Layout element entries
■ ■ ■ ■

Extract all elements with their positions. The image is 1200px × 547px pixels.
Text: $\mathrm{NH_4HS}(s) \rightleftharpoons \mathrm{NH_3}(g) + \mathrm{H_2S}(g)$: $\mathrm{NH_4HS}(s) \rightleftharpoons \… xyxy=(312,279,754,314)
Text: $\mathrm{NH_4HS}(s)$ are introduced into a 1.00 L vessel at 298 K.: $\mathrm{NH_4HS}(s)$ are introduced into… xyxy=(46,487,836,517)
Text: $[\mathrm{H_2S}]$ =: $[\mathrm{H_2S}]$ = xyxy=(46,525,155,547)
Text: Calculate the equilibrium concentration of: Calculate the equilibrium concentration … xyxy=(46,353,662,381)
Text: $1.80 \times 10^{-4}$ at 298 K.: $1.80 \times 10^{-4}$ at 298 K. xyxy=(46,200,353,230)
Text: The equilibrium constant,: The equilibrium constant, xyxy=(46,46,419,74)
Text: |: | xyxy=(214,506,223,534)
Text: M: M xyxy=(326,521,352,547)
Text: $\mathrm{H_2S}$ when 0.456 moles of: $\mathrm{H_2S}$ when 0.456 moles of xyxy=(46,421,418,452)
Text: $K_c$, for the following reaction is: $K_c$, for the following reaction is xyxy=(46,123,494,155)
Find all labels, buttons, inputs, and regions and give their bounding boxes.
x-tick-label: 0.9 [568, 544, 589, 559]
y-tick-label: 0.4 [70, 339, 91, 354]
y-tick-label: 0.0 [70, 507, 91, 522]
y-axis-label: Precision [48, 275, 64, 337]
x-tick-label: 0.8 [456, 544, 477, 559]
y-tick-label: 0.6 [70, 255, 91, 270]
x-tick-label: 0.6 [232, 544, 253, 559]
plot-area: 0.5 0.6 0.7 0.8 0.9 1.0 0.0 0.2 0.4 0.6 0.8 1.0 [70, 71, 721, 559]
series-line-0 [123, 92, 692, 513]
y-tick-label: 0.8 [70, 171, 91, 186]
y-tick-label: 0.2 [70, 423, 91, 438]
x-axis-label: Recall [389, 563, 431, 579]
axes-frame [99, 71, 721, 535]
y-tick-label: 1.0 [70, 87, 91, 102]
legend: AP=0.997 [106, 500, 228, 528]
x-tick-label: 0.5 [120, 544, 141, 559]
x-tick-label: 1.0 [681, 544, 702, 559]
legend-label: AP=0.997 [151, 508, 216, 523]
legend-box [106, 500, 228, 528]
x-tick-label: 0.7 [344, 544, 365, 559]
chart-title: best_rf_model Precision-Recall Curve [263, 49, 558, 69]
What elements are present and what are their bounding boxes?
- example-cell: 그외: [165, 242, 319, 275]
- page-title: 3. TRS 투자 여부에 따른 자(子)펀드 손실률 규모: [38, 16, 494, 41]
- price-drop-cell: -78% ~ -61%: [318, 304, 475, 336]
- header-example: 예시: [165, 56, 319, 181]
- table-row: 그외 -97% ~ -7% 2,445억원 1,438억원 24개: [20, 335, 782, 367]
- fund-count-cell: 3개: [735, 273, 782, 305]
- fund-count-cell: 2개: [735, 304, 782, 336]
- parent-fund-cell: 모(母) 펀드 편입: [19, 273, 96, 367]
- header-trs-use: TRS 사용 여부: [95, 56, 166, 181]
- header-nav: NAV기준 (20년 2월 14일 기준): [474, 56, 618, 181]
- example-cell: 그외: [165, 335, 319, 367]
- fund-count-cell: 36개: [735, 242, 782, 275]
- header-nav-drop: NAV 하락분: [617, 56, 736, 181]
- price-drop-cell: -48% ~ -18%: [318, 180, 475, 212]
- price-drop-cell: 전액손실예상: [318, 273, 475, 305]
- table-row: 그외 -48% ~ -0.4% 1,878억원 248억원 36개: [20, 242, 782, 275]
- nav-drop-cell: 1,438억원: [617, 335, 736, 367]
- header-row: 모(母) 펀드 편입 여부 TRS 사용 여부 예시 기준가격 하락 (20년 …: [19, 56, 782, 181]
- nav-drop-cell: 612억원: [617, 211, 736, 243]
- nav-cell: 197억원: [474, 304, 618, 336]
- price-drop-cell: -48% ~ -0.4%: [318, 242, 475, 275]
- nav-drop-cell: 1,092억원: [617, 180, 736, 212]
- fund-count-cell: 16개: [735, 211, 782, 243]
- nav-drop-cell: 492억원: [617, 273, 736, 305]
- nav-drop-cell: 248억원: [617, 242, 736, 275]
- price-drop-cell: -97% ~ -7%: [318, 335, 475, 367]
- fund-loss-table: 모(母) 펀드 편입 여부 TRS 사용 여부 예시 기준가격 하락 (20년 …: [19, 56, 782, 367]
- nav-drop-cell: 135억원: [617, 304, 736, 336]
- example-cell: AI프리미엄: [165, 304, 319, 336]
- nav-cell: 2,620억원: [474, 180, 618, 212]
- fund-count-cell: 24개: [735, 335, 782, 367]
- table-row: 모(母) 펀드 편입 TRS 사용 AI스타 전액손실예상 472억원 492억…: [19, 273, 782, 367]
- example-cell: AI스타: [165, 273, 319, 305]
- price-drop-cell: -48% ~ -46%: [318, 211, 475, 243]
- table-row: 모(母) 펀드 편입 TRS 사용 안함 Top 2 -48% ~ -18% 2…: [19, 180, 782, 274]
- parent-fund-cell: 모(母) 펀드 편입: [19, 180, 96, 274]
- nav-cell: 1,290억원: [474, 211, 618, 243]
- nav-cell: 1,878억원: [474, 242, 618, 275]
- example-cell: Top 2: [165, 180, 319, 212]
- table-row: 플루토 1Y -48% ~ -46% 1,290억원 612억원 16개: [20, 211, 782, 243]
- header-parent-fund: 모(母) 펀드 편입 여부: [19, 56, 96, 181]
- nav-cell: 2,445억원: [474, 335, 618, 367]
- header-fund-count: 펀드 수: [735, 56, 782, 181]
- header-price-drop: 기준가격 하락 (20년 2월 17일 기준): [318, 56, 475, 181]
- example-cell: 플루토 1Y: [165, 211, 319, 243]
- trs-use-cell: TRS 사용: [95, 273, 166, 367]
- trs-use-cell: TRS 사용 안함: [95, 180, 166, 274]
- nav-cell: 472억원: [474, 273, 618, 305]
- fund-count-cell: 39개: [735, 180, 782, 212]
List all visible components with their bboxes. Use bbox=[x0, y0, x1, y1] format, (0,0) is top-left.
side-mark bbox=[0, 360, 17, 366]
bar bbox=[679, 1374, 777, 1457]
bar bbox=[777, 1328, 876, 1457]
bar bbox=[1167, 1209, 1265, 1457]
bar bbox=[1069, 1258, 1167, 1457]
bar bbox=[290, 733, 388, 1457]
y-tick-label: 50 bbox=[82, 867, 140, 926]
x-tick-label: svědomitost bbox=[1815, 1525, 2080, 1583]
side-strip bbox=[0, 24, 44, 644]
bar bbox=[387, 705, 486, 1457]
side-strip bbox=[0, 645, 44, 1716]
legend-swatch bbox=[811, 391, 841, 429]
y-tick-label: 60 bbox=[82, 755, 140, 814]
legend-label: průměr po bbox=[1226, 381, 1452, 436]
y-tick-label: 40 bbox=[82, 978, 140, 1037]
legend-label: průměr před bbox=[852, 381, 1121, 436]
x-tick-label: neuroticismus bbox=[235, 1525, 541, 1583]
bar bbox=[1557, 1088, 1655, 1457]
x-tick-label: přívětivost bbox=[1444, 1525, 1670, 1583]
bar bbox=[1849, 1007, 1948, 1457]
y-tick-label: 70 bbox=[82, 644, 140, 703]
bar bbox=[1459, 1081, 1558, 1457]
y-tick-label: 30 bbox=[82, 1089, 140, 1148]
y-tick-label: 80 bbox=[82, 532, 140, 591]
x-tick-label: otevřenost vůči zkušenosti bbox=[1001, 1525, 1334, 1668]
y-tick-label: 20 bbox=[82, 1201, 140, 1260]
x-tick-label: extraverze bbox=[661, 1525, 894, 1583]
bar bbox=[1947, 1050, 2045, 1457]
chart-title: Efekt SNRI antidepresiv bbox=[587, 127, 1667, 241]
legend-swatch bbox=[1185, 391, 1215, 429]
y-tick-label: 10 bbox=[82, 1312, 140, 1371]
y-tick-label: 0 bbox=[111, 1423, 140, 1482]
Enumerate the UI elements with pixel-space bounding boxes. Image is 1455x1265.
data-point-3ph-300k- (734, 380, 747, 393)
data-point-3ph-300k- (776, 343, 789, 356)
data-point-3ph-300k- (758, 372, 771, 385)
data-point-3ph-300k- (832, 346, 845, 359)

■ ■ ■ ■

TASK DETAILS
Pull out every line in the entries above that contains the string "parent".

RESULT BELOW
- parent-fund-cell: 모(母) 펀드 편입: [19, 273, 96, 367]
- parent-fund-cell: 모(母) 펀드 편입: [19, 180, 96, 274]
- header-parent-fund: 모(母) 펀드 편입 여부: [19, 56, 96, 181]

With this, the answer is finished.